Work to be completed. Write down every entry below once more, exactly.
## BEGIN Record excerpts
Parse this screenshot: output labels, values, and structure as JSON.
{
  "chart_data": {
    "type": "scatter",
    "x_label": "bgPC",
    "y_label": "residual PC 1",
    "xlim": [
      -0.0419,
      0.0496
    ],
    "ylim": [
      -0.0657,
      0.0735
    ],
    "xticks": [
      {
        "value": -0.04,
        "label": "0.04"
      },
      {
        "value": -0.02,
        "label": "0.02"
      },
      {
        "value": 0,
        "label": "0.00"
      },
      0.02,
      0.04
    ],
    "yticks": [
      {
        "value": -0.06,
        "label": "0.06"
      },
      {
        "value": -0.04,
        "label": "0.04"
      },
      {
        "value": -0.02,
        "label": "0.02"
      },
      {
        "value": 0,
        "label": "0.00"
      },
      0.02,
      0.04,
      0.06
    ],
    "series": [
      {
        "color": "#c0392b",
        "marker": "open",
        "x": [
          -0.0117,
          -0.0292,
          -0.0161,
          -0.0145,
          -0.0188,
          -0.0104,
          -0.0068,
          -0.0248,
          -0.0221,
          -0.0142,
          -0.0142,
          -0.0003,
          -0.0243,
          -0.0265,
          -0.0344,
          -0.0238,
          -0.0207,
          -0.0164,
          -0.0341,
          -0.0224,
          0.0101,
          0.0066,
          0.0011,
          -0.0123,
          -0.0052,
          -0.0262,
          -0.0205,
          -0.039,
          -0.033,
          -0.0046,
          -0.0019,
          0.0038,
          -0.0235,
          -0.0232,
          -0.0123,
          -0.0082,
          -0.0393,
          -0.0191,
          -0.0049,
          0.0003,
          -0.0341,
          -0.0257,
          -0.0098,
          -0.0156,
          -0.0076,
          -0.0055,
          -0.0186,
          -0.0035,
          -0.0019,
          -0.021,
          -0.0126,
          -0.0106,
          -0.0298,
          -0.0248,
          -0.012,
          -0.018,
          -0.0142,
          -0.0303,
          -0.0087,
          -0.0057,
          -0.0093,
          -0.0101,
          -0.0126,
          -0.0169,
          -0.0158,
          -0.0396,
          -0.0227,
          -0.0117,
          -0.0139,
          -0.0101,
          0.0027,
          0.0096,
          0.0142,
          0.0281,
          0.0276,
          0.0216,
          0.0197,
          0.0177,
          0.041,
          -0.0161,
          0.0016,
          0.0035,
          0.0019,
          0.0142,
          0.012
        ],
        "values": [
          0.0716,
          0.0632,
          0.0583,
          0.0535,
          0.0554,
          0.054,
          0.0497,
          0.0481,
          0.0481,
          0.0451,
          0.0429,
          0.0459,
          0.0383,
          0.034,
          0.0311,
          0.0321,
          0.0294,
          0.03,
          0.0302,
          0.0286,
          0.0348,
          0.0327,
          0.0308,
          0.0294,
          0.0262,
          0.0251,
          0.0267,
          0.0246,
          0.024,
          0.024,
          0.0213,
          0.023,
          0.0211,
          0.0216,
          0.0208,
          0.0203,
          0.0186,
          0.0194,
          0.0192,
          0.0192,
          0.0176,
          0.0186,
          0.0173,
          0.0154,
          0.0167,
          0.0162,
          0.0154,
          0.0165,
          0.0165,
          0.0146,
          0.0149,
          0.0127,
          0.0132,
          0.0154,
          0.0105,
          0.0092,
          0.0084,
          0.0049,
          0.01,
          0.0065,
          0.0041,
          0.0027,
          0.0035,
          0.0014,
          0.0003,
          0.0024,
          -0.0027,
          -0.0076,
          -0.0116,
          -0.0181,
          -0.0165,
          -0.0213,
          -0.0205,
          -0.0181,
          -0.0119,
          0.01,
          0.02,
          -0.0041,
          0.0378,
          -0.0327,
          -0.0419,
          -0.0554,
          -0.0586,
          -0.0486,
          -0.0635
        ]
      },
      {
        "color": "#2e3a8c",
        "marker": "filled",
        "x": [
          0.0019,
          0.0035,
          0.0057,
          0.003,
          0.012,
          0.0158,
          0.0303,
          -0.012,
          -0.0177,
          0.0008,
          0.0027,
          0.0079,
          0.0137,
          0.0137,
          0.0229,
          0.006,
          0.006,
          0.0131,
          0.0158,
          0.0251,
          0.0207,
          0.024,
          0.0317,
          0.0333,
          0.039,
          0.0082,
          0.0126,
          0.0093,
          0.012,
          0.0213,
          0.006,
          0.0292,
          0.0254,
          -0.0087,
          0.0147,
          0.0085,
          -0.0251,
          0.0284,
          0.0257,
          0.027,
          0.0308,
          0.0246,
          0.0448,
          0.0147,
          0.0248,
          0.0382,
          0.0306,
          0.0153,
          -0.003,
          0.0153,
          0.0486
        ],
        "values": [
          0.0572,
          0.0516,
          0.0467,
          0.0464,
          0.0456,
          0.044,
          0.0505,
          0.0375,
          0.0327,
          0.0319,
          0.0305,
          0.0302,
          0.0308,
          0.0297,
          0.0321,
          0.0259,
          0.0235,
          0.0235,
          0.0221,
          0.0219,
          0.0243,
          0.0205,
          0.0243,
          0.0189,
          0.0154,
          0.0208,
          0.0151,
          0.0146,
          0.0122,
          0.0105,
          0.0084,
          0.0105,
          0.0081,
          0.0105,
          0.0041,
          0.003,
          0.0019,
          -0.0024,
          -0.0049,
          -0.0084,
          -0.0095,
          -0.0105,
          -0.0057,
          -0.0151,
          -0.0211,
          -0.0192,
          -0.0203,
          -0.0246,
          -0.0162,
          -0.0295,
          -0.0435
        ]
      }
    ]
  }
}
## END Record excerpts
Reply to the exercise.
Parse this screenshot: output labels, values, and structure as JSON.
{
  "chart_data": {
    "type": "scatter",
    "x_label": "bgPC",
    "y_label": "residual PC 1",
    "xlim": [
      -0.0419,
      0.0496
    ],
    "ylim": [
      -0.0657,
      0.0735
    ],
    "xticks": [
      {
        "value": -0.04,
        "label": "0.04"
      },
      {
        "value": -0.02,
        "label": "0.02"
      },
      {
        "value": 0,
        "label": "0.00"
      },
      0.02,
      0.04
    ],
    "yticks": [
      {
        "value": -0.06,
        "label": "0.06"
      },
      {
        "value": -0.04,
        "label": "0.04"
      },
      {
        "value": -0.02,
        "label": "0.02"
      },
      {
        "value": 0,
        "label": "0.00"
      },
      0.02,
      0.04,
      0.06
    ],
    "series": [
      {
        "color": "#c0392b",
        "marker": "open",
        "x": [
          -0.0117,
          -0.0292,
          -0.0161,
          -0.0145,
          -0.0188,
          -0.0104,
          -0.0068,
          -0.0248,
          -0.0221,
          -0.0142,
          -0.0142,
          -0.0003,
          -0.0243,
          -0.0265,
          -0.0344,
          -0.0238,
          -0.0207,
          -0.0164,
          -0.0341,
          -0.0224,
          0.0101,
          0.0066,
          0.0011,
          -0.0123,
          -0.0052,
          -0.0262,
          -0.0205,
          -0.039,
          -0.033,
          -0.0046,
          -0.0019,
          0.0038,
          -0.0235,
          -0.0232,
          -0.0123,
          -0.0082,
          -0.0393,
          -0.0191,
          -0.0049,
          0.0003,
          -0.0341,
          -0.0257,
          -0.0098,
          -0.0156,
          -0.0076,
          -0.0055,
          -0.0186,
          -0.0035,
          -0.0019,
          -0.021,
          -0.0126,
          -0.0106,
          -0.0298,
          -0.0248,
          -0.012,
          -0.018,
          -0.0142,
          -0.0303,
          -0.0087,
          -0.0057,
          -0.0093,
          -0.0101,
          -0.0126,
          -0.0169,
          -0.0158,
          -0.0396,
          -0.0227,
          -0.0117,
          -0.0139,
          -0.0101,
          0.0027,
          0.0096,
          0.0142,
          0.0281,
          0.0276,
          0.0216,
          0.0197,
          0.0177,
          0.041,
          -0.0161,
          0.0016,
          0.0035,
          0.0019,
          0.0142,
          0.012
        ],
        "values": [
          0.0716,
          0.0632,
          0.0583,
          0.0535,
          0.0554,
          0.054,
          0.0497,
          0.0481,
          0.0481,
          0.0451,
          0.0429,
          0.0459,
          0.0383,
          0.034,
          0.0311,
          0.0321,
          0.0294,
          0.03,
          0.0302,
          0.0286,
          0.0348,
          0.0327,
          0.0308,
          0.0294,
          0.0262,
          0.0251,
          0.0267,
          0.0246,
          0.024,
          0.024,
          0.0213,
          0.023,
          0.0211,
          0.0216,
          0.0208,
          0.0203,
          0.0186,
          0.0194,
          0.0192,
          0.0192,
          0.0176,
          0.0186,
          0.0173,
          0.0154,
          0.0167,
          0.0162,
          0.0154,
          0.0165,
          0.0165,
          0.0146,
          0.0149,
          0.0127,
          0.0132,
          0.0154,
          0.0105,
          0.0092,
          0.0084,
          0.0049,
          0.01,
          0.0065,
          0.0041,
          0.0027,
          0.0035,
          0.0014,
          0.0003,
          0.0024,
          -0.0027,
          -0.0076,
          -0.0116,
          -0.0181,
          -0.0165,
          -0.0213,
          -0.0205,
          -0.0181,
          -0.0119,
          0.01,
          0.02,
          -0.0041,
          0.0378,
          -0.0327,
          -0.0419,
          -0.0554,
          -0.0586,
          -0.0486,
          -0.0635
        ]
      },
      {
        "color": "#2e3a8c",
        "marker": "filled",
        "x": [
          0.0019,
          0.0035,
          0.0057,
          0.003,
          0.012,
          0.0158,
          0.0303,
          -0.012,
          -0.0177,
          0.0008,
          0.0027,
          0.0079,
          0.0137,
          0.0137,
          0.0229,
          0.006,
          0.006,
          0.0131,
          0.0158,
          0.0251,
          0.0207,
          0.024,
          0.0317,
          0.0333,
          0.039,
          0.0082,
          0.0126,
          0.0093,
          0.012,
          0.0213,
          0.006,
          0.0292,
          0.0254,
          -0.0087,
          0.0147,
          0.0085,
          -0.0251,
          0.0284,
          0.0257,
          0.027,
          0.0308,
          0.0246,
          0.0448,
          0.0147,
          0.0248,
          0.0382,
          0.0306,
          0.0153,
          -0.003,
          0.0153,
          0.0486
        ],
        "values": [
          0.0572,
          0.0516,
          0.0467,
          0.0464,
          0.0456,
          0.044,
          0.0505,
          0.0375,
          0.0327,
          0.0319,
          0.0305,
          0.0302,
          0.0308,
          0.0297,
          0.0321,
          0.0259,
          0.0235,
          0.0235,
          0.0221,
          0.0219,
          0.0243,
          0.0205,
          0.0243,
          0.0189,
          0.0154,
          0.0208,
          0.0151,
          0.0146,
          0.0122,
          0.0105,
          0.0084,
          0.0105,
          0.0081,
          0.0105,
          0.0041,
          0.003,
          0.0019,
          -0.0024,
          -0.0049,
          -0.0084,
          -0.0095,
          -0.0105,
          -0.0057,
          -0.0151,
          -0.0211,
          -0.0192,
          -0.0203,
          -0.0246,
          -0.0162,
          -0.0295,
          -0.0435
        ]
      }
    ]
  }
}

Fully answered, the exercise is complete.